**Given instruction:** Copy down every line where the string "DURING" shows up.
------
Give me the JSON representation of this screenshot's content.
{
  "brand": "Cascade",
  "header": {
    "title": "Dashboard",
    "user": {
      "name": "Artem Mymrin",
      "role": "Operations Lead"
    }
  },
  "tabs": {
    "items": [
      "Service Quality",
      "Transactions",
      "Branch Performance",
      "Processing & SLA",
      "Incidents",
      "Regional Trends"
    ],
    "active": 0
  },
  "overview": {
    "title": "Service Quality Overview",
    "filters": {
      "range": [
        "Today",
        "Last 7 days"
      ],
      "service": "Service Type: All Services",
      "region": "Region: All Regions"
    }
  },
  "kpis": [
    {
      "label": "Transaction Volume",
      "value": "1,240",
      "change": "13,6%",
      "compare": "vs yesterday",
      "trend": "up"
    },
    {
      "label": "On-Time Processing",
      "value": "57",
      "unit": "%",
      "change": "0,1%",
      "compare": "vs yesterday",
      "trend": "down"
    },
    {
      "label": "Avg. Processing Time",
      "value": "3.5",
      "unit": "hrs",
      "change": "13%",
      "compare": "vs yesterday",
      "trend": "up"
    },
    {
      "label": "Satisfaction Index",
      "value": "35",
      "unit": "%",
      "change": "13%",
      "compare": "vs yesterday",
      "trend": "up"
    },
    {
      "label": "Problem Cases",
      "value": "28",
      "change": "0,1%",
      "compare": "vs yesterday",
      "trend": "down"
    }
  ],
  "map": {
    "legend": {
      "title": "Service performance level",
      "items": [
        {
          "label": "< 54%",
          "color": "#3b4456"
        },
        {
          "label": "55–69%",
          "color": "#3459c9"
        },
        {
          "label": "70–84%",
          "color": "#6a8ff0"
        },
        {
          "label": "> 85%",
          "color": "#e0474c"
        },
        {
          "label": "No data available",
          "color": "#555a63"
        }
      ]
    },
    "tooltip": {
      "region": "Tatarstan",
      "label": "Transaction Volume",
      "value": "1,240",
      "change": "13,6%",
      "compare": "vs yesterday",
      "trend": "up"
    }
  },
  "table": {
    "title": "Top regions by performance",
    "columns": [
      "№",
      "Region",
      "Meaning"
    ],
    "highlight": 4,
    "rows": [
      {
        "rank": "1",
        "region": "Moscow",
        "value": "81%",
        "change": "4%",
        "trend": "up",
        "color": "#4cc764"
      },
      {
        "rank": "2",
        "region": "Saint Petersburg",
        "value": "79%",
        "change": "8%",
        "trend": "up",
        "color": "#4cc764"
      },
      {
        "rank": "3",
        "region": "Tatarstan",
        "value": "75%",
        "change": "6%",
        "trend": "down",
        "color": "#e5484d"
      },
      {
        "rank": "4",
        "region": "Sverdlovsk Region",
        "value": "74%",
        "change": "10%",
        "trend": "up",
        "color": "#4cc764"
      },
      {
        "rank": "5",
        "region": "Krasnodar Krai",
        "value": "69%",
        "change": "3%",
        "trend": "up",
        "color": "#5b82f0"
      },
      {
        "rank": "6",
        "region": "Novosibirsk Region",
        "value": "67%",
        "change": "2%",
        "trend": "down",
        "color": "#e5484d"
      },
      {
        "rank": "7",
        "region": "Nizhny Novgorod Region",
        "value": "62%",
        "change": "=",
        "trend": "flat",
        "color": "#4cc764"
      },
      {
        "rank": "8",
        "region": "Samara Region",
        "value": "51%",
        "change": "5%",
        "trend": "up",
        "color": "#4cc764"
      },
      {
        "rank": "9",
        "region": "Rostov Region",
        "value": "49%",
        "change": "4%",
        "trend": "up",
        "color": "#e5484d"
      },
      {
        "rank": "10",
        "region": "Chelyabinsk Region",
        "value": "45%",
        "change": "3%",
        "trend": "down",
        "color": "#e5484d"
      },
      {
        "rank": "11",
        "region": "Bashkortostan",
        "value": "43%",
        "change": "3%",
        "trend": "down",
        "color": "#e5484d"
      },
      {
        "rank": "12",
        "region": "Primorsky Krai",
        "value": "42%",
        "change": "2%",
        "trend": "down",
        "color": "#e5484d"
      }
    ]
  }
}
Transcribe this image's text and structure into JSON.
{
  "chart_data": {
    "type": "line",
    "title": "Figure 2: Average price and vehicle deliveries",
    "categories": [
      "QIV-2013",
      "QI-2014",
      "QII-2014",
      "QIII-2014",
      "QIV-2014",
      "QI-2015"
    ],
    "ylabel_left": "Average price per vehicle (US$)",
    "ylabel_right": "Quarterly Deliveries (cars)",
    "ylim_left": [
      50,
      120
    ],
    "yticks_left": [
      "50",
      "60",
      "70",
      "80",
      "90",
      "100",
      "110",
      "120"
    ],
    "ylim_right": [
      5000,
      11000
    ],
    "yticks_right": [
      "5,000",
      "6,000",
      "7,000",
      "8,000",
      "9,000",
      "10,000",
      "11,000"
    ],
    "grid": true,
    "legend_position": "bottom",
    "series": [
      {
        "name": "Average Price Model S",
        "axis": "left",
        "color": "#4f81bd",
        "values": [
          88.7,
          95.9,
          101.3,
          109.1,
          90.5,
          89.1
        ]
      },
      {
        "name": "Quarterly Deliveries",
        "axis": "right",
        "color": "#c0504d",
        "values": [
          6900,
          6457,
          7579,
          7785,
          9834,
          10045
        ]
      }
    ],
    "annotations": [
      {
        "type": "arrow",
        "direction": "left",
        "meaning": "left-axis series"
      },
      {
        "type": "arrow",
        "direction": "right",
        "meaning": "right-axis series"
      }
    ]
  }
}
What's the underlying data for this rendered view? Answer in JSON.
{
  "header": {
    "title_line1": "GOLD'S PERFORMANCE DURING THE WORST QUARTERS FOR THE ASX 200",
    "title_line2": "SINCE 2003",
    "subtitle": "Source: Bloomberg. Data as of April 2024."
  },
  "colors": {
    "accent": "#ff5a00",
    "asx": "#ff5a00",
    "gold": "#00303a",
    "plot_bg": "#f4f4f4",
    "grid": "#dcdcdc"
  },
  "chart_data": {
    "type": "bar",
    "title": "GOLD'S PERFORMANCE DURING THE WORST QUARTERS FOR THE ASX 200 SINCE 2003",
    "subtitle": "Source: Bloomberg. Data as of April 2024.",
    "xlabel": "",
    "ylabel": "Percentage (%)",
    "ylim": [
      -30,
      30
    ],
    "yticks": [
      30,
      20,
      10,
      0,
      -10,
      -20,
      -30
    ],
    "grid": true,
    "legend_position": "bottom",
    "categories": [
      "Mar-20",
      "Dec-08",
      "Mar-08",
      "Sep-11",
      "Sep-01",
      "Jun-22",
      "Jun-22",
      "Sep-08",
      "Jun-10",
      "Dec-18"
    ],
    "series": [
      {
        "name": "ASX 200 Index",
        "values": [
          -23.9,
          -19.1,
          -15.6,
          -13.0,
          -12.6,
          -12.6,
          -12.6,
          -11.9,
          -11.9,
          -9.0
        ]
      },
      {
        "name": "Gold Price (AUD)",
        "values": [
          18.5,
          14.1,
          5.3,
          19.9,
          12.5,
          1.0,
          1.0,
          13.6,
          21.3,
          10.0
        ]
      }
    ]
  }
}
------
**Correct result:**
    "title_line1": "GOLD'S PERFORMANCE DURING THE WORST QUARTERS FOR THE ASX 200",
    "title": "GOLD'S PERFORMANCE DURING THE WORST QUARTERS FOR THE ASX 200 SINCE 2003",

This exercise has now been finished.